[Dataset records]
----

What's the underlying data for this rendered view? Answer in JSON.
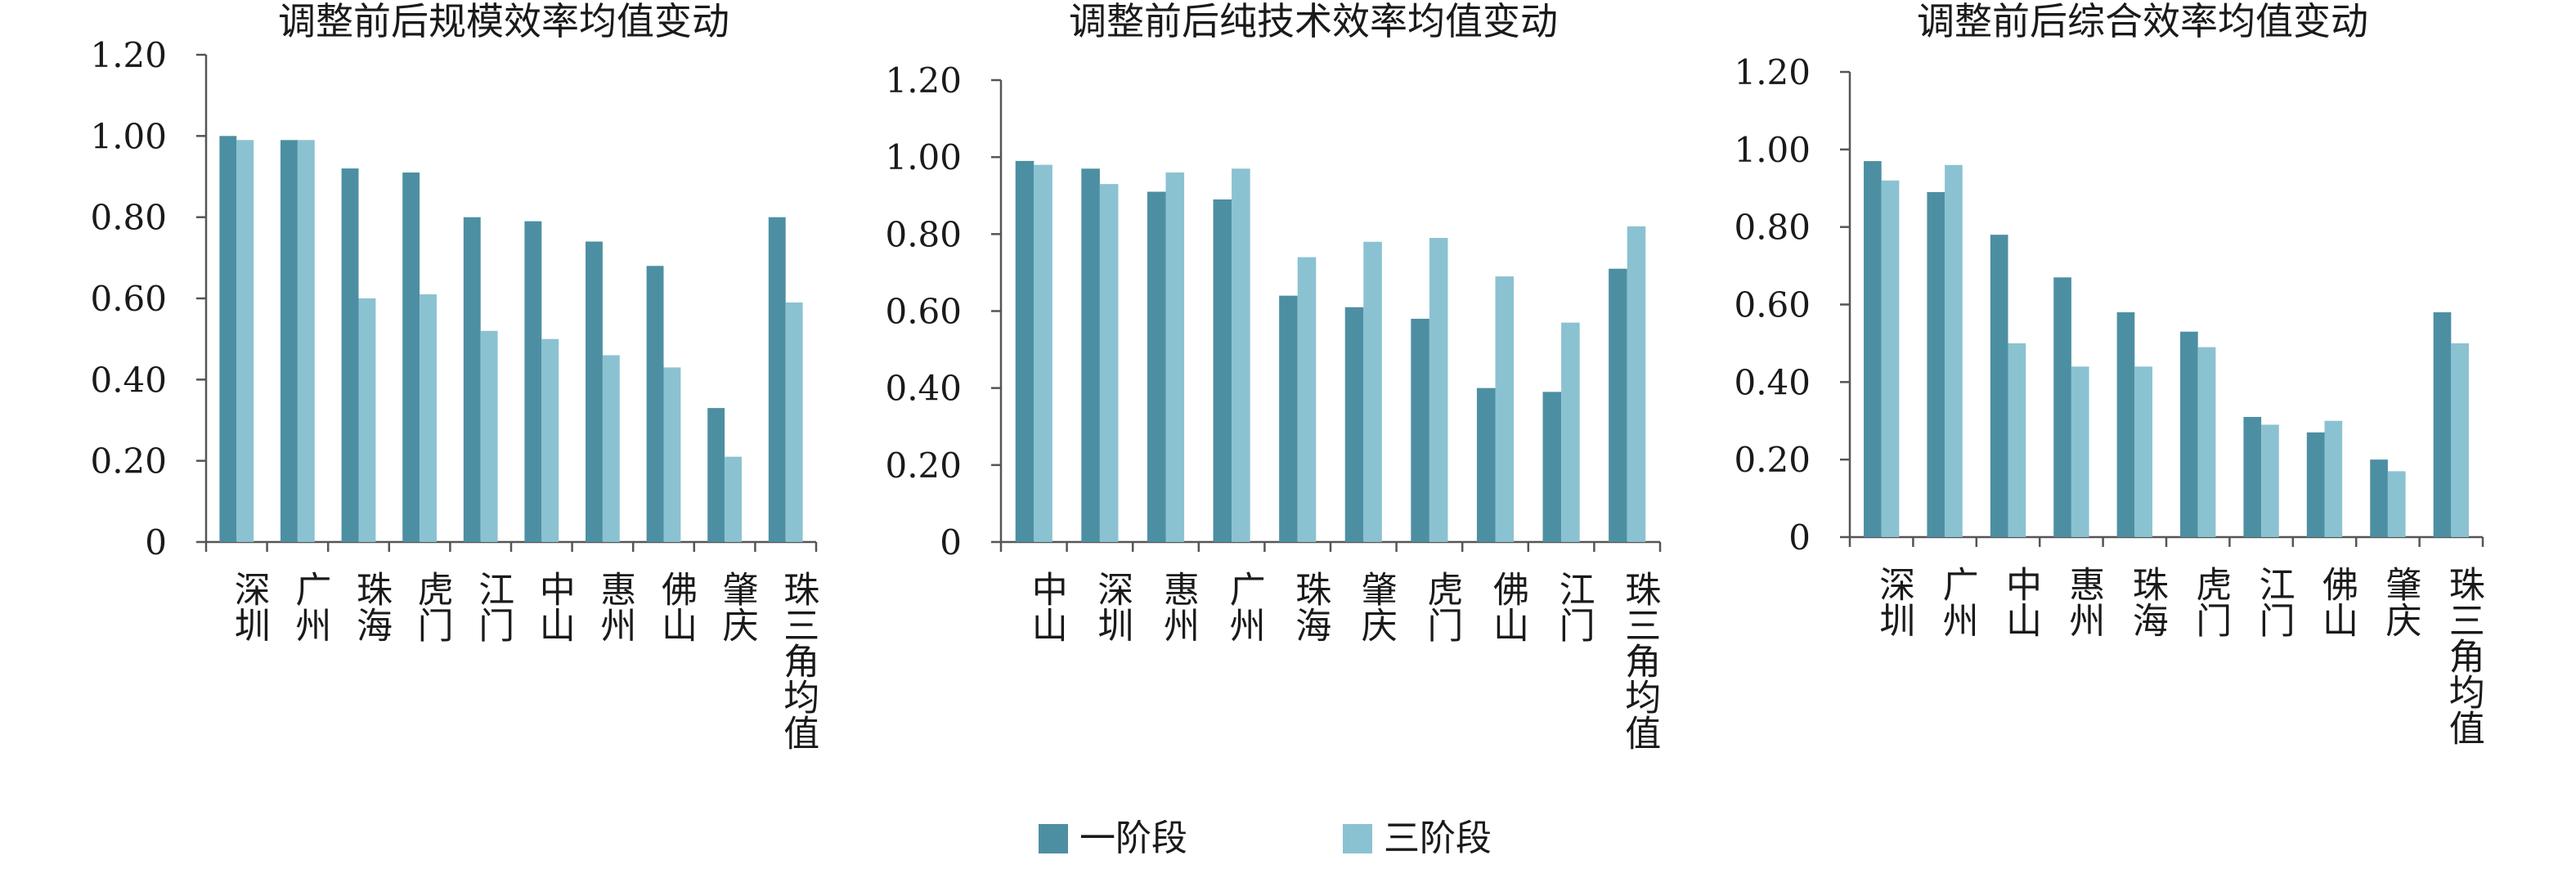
{
  "colors": {
    "stage1": "#4d8fa2",
    "stage3": "#8bc2d1"
  },
  "legend": {
    "stage1": "一阶段",
    "stage3": "三阶段"
  },
  "chart_data": [
    {
      "type": "bar",
      "title": "调整前后规模效率均值变动",
      "categories": [
        "深圳",
        "广州",
        "珠海",
        "虎门",
        "江门",
        "中山",
        "惠州",
        "佛山",
        "肇庆",
        "珠三角均值"
      ],
      "series": [
        {
          "name": "一阶段",
          "values": [
            1.0,
            0.99,
            0.92,
            0.91,
            0.8,
            0.79,
            0.74,
            0.68,
            0.33,
            0.8
          ]
        },
        {
          "name": "三阶段",
          "values": [
            0.99,
            0.99,
            0.6,
            0.61,
            0.52,
            0.5,
            0.46,
            0.43,
            0.21,
            0.59
          ]
        }
      ],
      "yticks": [
        "0",
        "0.20",
        "0.40",
        "0.60",
        "0.80",
        "1.00",
        "1.20"
      ],
      "ylim": [
        0,
        1.2
      ],
      "grid": false
    },
    {
      "type": "bar",
      "title": "调整前后纯技术效率均值变动",
      "categories": [
        "中山",
        "深圳",
        "惠州",
        "广州",
        "珠海",
        "肇庆",
        "虎门",
        "佛山",
        "江门",
        "珠三角均值"
      ],
      "series": [
        {
          "name": "一阶段",
          "values": [
            0.99,
            0.97,
            0.91,
            0.89,
            0.64,
            0.61,
            0.58,
            0.4,
            0.39,
            0.71
          ]
        },
        {
          "name": "三阶段",
          "values": [
            0.98,
            0.93,
            0.96,
            0.97,
            0.74,
            0.78,
            0.79,
            0.69,
            0.57,
            0.82
          ]
        }
      ],
      "yticks": [
        "0",
        "0.20",
        "0.40",
        "0.60",
        "0.80",
        "1.00",
        "1.20"
      ],
      "ylim": [
        0,
        1.2
      ],
      "grid": false
    },
    {
      "type": "bar",
      "title": "调整前后综合效率均值变动",
      "categories": [
        "深圳",
        "广州",
        "中山",
        "惠州",
        "珠海",
        "虎门",
        "江门",
        "佛山",
        "肇庆",
        "珠三角均值"
      ],
      "series": [
        {
          "name": "一阶段",
          "values": [
            0.97,
            0.89,
            0.78,
            0.67,
            0.58,
            0.53,
            0.31,
            0.27,
            0.2,
            0.58
          ]
        },
        {
          "name": "三阶段",
          "values": [
            0.92,
            0.96,
            0.5,
            0.44,
            0.44,
            0.49,
            0.29,
            0.3,
            0.17,
            0.5
          ]
        }
      ],
      "yticks": [
        "0",
        "0.20",
        "0.40",
        "0.60",
        "0.80",
        "1.00",
        "1.20"
      ],
      "ylim": [
        0,
        1.2
      ],
      "grid": false
    }
  ]
}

----

- TASK INSTRUCTIONS
Copy each line above containing the string "title".

- REPLY
      "title": "调整前后规模效率均值变动",
      "title": "调整前后纯技术效率均值变动",
      "title": "调整前后综合效率均值变动",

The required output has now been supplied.